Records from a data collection
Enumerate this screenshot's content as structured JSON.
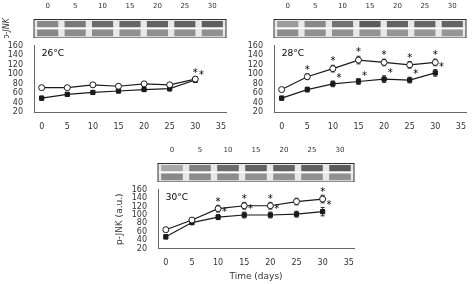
{
  "chart_data": [
    {
      "type": "line",
      "x": [
        0,
        5,
        10,
        15,
        20,
        25,
        30
      ],
      "series": [
        {
          "values": [
            72,
            72,
            78,
            75,
            80,
            78,
            90
          ],
          "errors": [
            4,
            3,
            4,
            4,
            5,
            4,
            5
          ],
          "color": "#1a1a1a",
          "marker": "open_circle"
        },
        {
          "values": [
            50,
            58,
            62,
            65,
            68,
            70,
            88
          ],
          "errors": [
            4,
            3,
            3,
            4,
            4,
            5,
            5
          ],
          "color": "#1a1a1a",
          "marker": "filled_square"
        }
      ],
      "xlim": [
        -1.5,
        36
      ],
      "xticks": [
        0,
        5,
        10,
        15,
        20,
        25,
        30,
        35
      ],
      "ylim": [
        20,
        160
      ],
      "yticks": [
        20,
        40,
        60,
        80,
        100,
        120,
        140,
        160
      ],
      "grid": false,
      "annotations": [
        {
          "text": "26°C"
        },
        {
          "text": "*",
          "x": 30,
          "y": 98
        },
        {
          "text": "*",
          "x": 31.2,
          "y": 94
        }
      ],
      "blot": {
        "categories": [
          "0",
          "5",
          "10",
          "15",
          "20",
          "25",
          "30"
        ],
        "top_intensity": [
          0.55,
          0.62,
          0.68,
          0.7,
          0.72,
          0.72,
          0.74
        ],
        "bottom_intensity": [
          0.62,
          0.6,
          0.6,
          0.58,
          0.58,
          0.58,
          0.58
        ],
        "ylabel": "p-JNK"
      }
    },
    {
      "type": "line",
      "x": [
        0,
        5,
        10,
        15,
        20,
        25,
        30
      ],
      "series": [
        {
          "values": [
            68,
            95,
            112,
            130,
            125,
            120,
            125
          ],
          "errors": [
            4,
            6,
            7,
            8,
            7,
            7,
            7
          ],
          "color": "#1a1a1a",
          "marker": "open_circle"
        },
        {
          "values": [
            50,
            68,
            80,
            85,
            90,
            88,
            103
          ],
          "errors": [
            4,
            5,
            6,
            6,
            7,
            6,
            7
          ],
          "color": "#1a1a1a",
          "marker": "filled_square"
        }
      ],
      "xlim": [
        -1.5,
        36
      ],
      "xticks": [
        0,
        5,
        10,
        15,
        20,
        25,
        30,
        35
      ],
      "ylim": [
        20,
        160
      ],
      "yticks": [
        20,
        40,
        60,
        80,
        100,
        120,
        140,
        160
      ],
      "grid": false,
      "annotations": [
        {
          "text": "28°C"
        },
        {
          "text": "*",
          "x": 5,
          "y": 104
        },
        {
          "text": "*",
          "x": 10,
          "y": 122
        },
        {
          "text": "*",
          "x": 15,
          "y": 141
        },
        {
          "text": "*",
          "x": 20,
          "y": 135
        },
        {
          "text": "*",
          "x": 25,
          "y": 130
        },
        {
          "text": "*",
          "x": 30,
          "y": 135
        },
        {
          "text": "*",
          "x": 11.2,
          "y": 87
        },
        {
          "text": "*",
          "x": 16.2,
          "y": 92
        },
        {
          "text": "*",
          "x": 21.2,
          "y": 98
        },
        {
          "text": "*",
          "x": 26.2,
          "y": 95
        },
        {
          "text": "*",
          "x": 31.2,
          "y": 111
        }
      ],
      "blot": {
        "categories": [
          "0",
          "5",
          "10",
          "15",
          "20",
          "25",
          "30"
        ],
        "top_intensity": [
          0.45,
          0.55,
          0.65,
          0.75,
          0.72,
          0.7,
          0.72
        ],
        "bottom_intensity": [
          0.6,
          0.58,
          0.58,
          0.56,
          0.55,
          0.55,
          0.55
        ]
      }
    },
    {
      "type": "line",
      "x": [
        0,
        5,
        10,
        15,
        20,
        25,
        30
      ],
      "series": [
        {
          "values": [
            65,
            88,
            115,
            122,
            122,
            132,
            138
          ],
          "errors": [
            5,
            6,
            8,
            8,
            8,
            8,
            9
          ],
          "color": "#1a1a1a",
          "marker": "open_circle"
        },
        {
          "values": [
            48,
            82,
            95,
            100,
            100,
            102,
            108
          ],
          "errors": [
            5,
            5,
            6,
            7,
            7,
            7,
            10
          ],
          "color": "#1a1a1a",
          "marker": "filled_square"
        }
      ],
      "xlim": [
        -1.5,
        36
      ],
      "xticks": [
        0,
        5,
        10,
        15,
        20,
        25,
        30,
        35
      ],
      "ylim": [
        20,
        160
      ],
      "yticks": [
        20,
        40,
        60,
        80,
        100,
        120,
        140,
        160
      ],
      "grid": false,
      "xlabel": "Time (days)",
      "ylabel": "p-JNK (a.u.)",
      "annotations": [
        {
          "text": "30°C"
        },
        {
          "text": "*",
          "x": 10,
          "y": 126
        },
        {
          "text": "*",
          "x": 15,
          "y": 133
        },
        {
          "text": "*",
          "x": 20,
          "y": 133
        },
        {
          "text": "*",
          "x": 30,
          "y": 150
        },
        {
          "text": "*",
          "x": 11.2,
          "y": 102
        },
        {
          "text": "*",
          "x": 16.2,
          "y": 108
        },
        {
          "text": "*",
          "x": 21.2,
          "y": 108
        },
        {
          "text": "*",
          "x": 31.2,
          "y": 119
        }
      ],
      "blot": {
        "categories": [
          "0",
          "5",
          "10",
          "15",
          "20",
          "25",
          "30"
        ],
        "top_intensity": [
          0.4,
          0.58,
          0.68,
          0.72,
          0.72,
          0.74,
          0.76
        ],
        "bottom_intensity": [
          0.62,
          0.6,
          0.6,
          0.58,
          0.58,
          0.58,
          0.58
        ]
      }
    }
  ]
}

WHAT IS EXPECTED:
Set down the lines of the records above exactly, apart from the pictures.

IN RESPONSE:
Enumerate this screenshot's content as structured JSON.
{
  "chart_data": [
    {
      "type": "line",
      "x": [
        0,
        5,
        10,
        15,
        20,
        25,
        30
      ],
      "series": [
        {
          "values": [
            72,
            72,
            78,
            75,
            80,
            78,
            90
          ],
          "errors": [
            4,
            3,
            4,
            4,
            5,
            4,
            5
          ],
          "color": "#1a1a1a",
          "marker": "open_circle"
        },
        {
          "values": [
            50,
            58,
            62,
            65,
            68,
            70,
            88
          ],
          "errors": [
            4,
            3,
            3,
            4,
            4,
            5,
            5
          ],
          "color": "#1a1a1a",
          "marker": "filled_square"
        }
      ],
      "xlim": [
        -1.5,
        36
      ],
      "xticks": [
        0,
        5,
        10,
        15,
        20,
        25,
        30,
        35
      ],
      "ylim": [
        20,
        160
      ],
      "yticks": [
        20,
        40,
        60,
        80,
        100,
        120,
        140,
        160
      ],
      "grid": false,
      "annotations": [
        {
          "text": "26°C"
        },
        {
          "text": "*",
          "x": 30,
          "y": 98
        },
        {
          "text": "*",
          "x": 31.2,
          "y": 94
        }
      ],
      "blot": {
        "categories": [
          "0",
          "5",
          "10",
          "15",
          "20",
          "25",
          "30"
        ],
        "top_intensity": [
          0.55,
          0.62,
          0.68,
          0.7,
          0.72,
          0.72,
          0.74
        ],
        "bottom_intensity": [
          0.62,
          0.6,
          0.6,
          0.58,
          0.58,
          0.58,
          0.58
        ],
        "ylabel": "p-JNK"
      }
    },
    {
      "type": "line",
      "x": [
        0,
        5,
        10,
        15,
        20,
        25,
        30
      ],
      "series": [
        {
          "values": [
            68,
            95,
            112,
            130,
            125,
            120,
            125
          ],
          "errors": [
            4,
            6,
            7,
            8,
            7,
            7,
            7
          ],
          "color": "#1a1a1a",
          "marker": "open_circle"
        },
        {
          "values": [
            50,
            68,
            80,
            85,
            90,
            88,
            103
          ],
          "errors": [
            4,
            5,
            6,
            6,
            7,
            6,
            7
          ],
          "color": "#1a1a1a",
          "marker": "filled_square"
        }
      ],
      "xlim": [
        -1.5,
        36
      ],
      "xticks": [
        0,
        5,
        10,
        15,
        20,
        25,
        30,
        35
      ],
      "ylim": [
        20,
        160
      ],
      "yticks": [
        20,
        40,
        60,
        80,
        100,
        120,
        140,
        160
      ],
      "grid": false,
      "annotations": [
        {
          "text": "28°C"
        },
        {
          "text": "*",
          "x": 5,
          "y": 104
        },
        {
          "text": "*",
          "x": 10,
          "y": 122
        },
        {
          "text": "*",
          "x": 15,
          "y": 141
        },
        {
          "text": "*",
          "x": 20,
          "y": 135
        },
        {
          "text": "*",
          "x": 25,
          "y": 130
        },
        {
          "text": "*",
          "x": 30,
          "y": 135
        },
        {
          "text": "*",
          "x": 11.2,
          "y": 87
        },
        {
          "text": "*",
          "x": 16.2,
          "y": 92
        },
        {
          "text": "*",
          "x": 21.2,
          "y": 98
        },
        {
          "text": "*",
          "x": 26.2,
          "y": 95
        },
        {
          "text": "*",
          "x": 31.2,
          "y": 111
        }
      ],
      "blot": {
        "categories": [
          "0",
          "5",
          "10",
          "15",
          "20",
          "25",
          "30"
        ],
        "top_intensity": [
          0.45,
          0.55,
          0.65,
          0.75,
          0.72,
          0.7,
          0.72
        ],
        "bottom_intensity": [
          0.6,
          0.58,
          0.58,
          0.56,
          0.55,
          0.55,
          0.55
        ]
      }
    },
    {
      "type": "line",
      "x": [
        0,
        5,
        10,
        15,
        20,
        25,
        30
      ],
      "series": [
        {
          "values": [
            65,
            88,
            115,
            122,
            122,
            132,
            138
          ],
          "errors": [
            5,
            6,
            8,
            8,
            8,
            8,
            9
          ],
          "color": "#1a1a1a",
          "marker": "open_circle"
        },
        {
          "values": [
            48,
            82,
            95,
            100,
            100,
            102,
            108
          ],
          "errors": [
            5,
            5,
            6,
            7,
            7,
            7,
            10
          ],
          "color": "#1a1a1a",
          "marker": "filled_square"
        }
      ],
      "xlim": [
        -1.5,
        36
      ],
      "xticks": [
        0,
        5,
        10,
        15,
        20,
        25,
        30,
        35
      ],
      "ylim": [
        20,
        160
      ],
      "yticks": [
        20,
        40,
        60,
        80,
        100,
        120,
        140,
        160
      ],
      "grid": false,
      "xlabel": "Time (days)",
      "ylabel": "p-JNK (a.u.)",
      "annotations": [
        {
          "text": "30°C"
        },
        {
          "text": "*",
          "x": 10,
          "y": 126
        },
        {
          "text": "*",
          "x": 15,
          "y": 133
        },
        {
          "text": "*",
          "x": 20,
          "y": 133
        },
        {
          "text": "*",
          "x": 30,
          "y": 150
        },
        {
          "text": "*",
          "x": 11.2,
          "y": 102
        },
        {
          "text": "*",
          "x": 16.2,
          "y": 108
        },
        {
          "text": "*",
          "x": 21.2,
          "y": 108
        },
        {
          "text": "*",
          "x": 31.2,
          "y": 119
        }
      ],
      "blot": {
        "categories": [
          "0",
          "5",
          "10",
          "15",
          "20",
          "25",
          "30"
        ],
        "top_intensity": [
          0.4,
          0.58,
          0.68,
          0.72,
          0.72,
          0.74,
          0.76
        ],
        "bottom_intensity": [
          0.62,
          0.6,
          0.6,
          0.58,
          0.58,
          0.58,
          0.58
        ]
      }
    }
  ]
}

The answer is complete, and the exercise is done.